### Task directions
Your task is to copy every record exactly.

Source records
════════════════════
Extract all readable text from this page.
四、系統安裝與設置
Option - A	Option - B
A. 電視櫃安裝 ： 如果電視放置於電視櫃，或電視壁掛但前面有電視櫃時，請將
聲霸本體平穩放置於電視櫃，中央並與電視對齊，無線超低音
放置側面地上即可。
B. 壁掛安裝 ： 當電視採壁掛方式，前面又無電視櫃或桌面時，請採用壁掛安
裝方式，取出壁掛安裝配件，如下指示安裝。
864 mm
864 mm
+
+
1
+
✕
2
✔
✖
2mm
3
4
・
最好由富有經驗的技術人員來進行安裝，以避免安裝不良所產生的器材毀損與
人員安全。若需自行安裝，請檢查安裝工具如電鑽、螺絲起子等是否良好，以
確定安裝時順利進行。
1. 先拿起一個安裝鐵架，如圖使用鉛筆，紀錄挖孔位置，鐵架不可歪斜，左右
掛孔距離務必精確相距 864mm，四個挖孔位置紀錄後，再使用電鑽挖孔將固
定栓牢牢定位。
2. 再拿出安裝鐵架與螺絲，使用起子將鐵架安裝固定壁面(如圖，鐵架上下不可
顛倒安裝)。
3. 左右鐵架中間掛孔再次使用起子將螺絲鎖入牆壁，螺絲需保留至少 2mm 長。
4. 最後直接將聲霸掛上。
════════════════════
### Correct answer
Extract all readable text from this page.
四、系統安裝與設置
Option - A	Option - B
A. 電視櫃安裝 ： 如果電視放置於電視櫃，或電視壁掛但前面有電視櫃時，請將
聲霸本體平穩放置於電視櫃，中央並與電視對齊，無線超低音
放置側面地上即可。
B. 壁掛安裝 ： 當電視採壁掛方式，前面又無電視櫃或桌面時，請採用壁掛安
裝方式，取出壁掛安裝配件，如下指示安裝。
864 mm
864 mm
+
+
1
+
✕
2
✔
✖
2mm
3
4
・
最好由富有經驗的技術人員來進行安裝，以避免安裝不良所產生的器材毀損與
人員安全。若需自行安裝，請檢查安裝工具如電鑽、螺絲起子等是否良好，以
確定安裝時順利進行。
1. 先拿起一個安裝鐵架，如圖使用鉛筆，紀錄挖孔位置，鐵架不可歪斜，左右
掛孔距離務必精確相距 864mm，四個挖孔位置紀錄後，再使用電鑽挖孔將固
定栓牢牢定位。
2. 再拿出安裝鐵架與螺絲，使用起子將鐵架安裝固定壁面(如圖，鐵架上下不可
顛倒安裝)。
3. 左右鐵架中間掛孔再次使用起子將螺絲鎖入牆壁，螺絲需保留至少 2mm 長。
4. 最後直接將聲霸掛上。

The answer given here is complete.